## YOUR OBJECTIVE
Provide the data again in its entirety, exactly as given.

## GIVEN RECORDS
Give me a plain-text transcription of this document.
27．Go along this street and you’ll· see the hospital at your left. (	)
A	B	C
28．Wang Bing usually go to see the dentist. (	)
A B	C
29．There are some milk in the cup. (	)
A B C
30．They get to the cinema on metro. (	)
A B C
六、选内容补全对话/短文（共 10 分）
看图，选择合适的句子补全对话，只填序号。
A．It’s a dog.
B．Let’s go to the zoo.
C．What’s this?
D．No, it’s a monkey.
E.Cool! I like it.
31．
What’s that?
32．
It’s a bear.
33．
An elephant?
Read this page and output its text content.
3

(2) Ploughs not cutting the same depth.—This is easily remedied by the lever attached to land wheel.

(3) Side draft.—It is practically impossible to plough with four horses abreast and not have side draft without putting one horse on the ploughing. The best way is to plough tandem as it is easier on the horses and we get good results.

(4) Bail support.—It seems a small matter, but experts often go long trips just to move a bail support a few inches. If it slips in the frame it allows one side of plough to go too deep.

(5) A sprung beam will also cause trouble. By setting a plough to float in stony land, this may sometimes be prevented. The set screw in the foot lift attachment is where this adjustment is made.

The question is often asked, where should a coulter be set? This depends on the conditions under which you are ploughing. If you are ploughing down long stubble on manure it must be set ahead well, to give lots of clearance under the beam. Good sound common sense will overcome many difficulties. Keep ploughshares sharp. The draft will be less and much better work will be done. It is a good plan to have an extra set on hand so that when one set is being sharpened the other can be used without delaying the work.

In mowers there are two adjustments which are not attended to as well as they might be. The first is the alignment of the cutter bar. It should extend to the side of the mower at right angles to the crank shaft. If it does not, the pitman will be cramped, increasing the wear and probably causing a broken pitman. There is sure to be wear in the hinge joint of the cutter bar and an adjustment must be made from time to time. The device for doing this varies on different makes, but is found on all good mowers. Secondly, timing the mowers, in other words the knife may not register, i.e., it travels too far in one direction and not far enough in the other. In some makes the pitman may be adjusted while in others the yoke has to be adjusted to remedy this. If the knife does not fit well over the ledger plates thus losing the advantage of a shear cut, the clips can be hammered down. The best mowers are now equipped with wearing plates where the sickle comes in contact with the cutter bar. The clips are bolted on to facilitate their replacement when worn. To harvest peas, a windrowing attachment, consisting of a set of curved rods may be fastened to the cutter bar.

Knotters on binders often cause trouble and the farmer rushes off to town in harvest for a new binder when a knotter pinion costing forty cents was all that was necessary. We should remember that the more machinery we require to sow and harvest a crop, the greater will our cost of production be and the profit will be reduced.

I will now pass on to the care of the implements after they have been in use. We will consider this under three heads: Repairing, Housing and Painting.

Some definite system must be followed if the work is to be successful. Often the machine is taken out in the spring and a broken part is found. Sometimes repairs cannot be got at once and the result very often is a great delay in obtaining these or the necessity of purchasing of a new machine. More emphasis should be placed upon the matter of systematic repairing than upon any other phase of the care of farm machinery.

## EXERCISE SOLUTION
Give me a plain-text transcription of this document.
27．Go along this street and you’ll· see the hospital at your left. (	)
A	B	C
28．Wang Bing usually go to see the dentist. (	)
A B	C
29．There are some milk in the cup. (	)
A B C
30．They get to the cinema on metro. (	)
A B C
六、选内容补全对话/短文（共 10 分）
看图，选择合适的句子补全对话，只填序号。
A．It’s a dog.
B．Let’s go to the zoo.
C．What’s this?
D．No, it’s a monkey.
E.Cool! I like it.
31．
What’s that?
32．
It’s a bear.
33．
An elephant?
Read this page and output its text content.
3

(2) Ploughs not cutting the same depth.—This is easily remedied by the lever attached to land wheel.

(3) Side draft.—It is practically impossible to plough with four horses abreast and not have side draft without putting one horse on the ploughing. The best way is to plough tandem as it is easier on the horses and we get good results.

(4) Bail support.—It seems a small matter, but experts often go long trips just to move a bail support a few inches. If it slips in the frame it allows one side of plough to go too deep.

(5) A sprung beam will also cause trouble. By setting a plough to float in stony land, this may sometimes be prevented. The set screw in the foot lift attachment is where this adjustment is made.

The question is often asked, where should a coulter be set? This depends on the conditions under which you are ploughing. If you are ploughing down long stubble on manure it must be set ahead well, to give lots of clearance under the beam. Good sound common sense will overcome many difficulties. Keep ploughshares sharp. The draft will be less and much better work will be done. It is a good plan to have an extra set on hand so that when one set is being sharpened the other can be used without delaying the work.

In mowers there are two adjustments which are not attended to as well as they might be. The first is the alignment of the cutter bar. It should extend to the side of the mower at right angles to the crank shaft. If it does not, the pitman will be cramped, increasing the wear and probably causing a broken pitman. There is sure to be wear in the hinge joint of the cutter bar and an adjustment must be made from time to time. The device for doing this varies on different makes, but is found on all good mowers. Secondly, timing the mowers, in other words the knife may not register, i.e., it travels too far in one direction and not far enough in the other. In some makes the pitman may be adjusted while in others the yoke has to be adjusted to remedy this. If the knife does not fit well over the ledger plates thus losing the advantage of a shear cut, the clips can be hammered down. The best mowers are now equipped with wearing plates where the sickle comes in contact with the cutter bar. The clips are bolted on to facilitate their replacement when worn. To harvest peas, a windrowing attachment, consisting of a set of curved rods may be fastened to the cutter bar.

Knotters on binders often cause trouble and the farmer rushes off to town in harvest for a new binder when a knotter pinion costing forty cents was all that was necessary. We should remember that the more machinery we require to sow and harvest a crop, the greater will our cost of production be and the profit will be reduced.

I will now pass on to the care of the implements after they have been in use. We will consider this under three heads: Repairing, Housing and Painting.

Some definite system must be followed if the work is to be successful. Often the machine is taken out in the spring and a broken part is found. Sometimes repairs cannot be got at once and the result very often is a great delay in obtaining these or the necessity of purchasing of a new machine. More emphasis should be placed upon the matter of systematic repairing than upon any other phase of the care of farm machinery.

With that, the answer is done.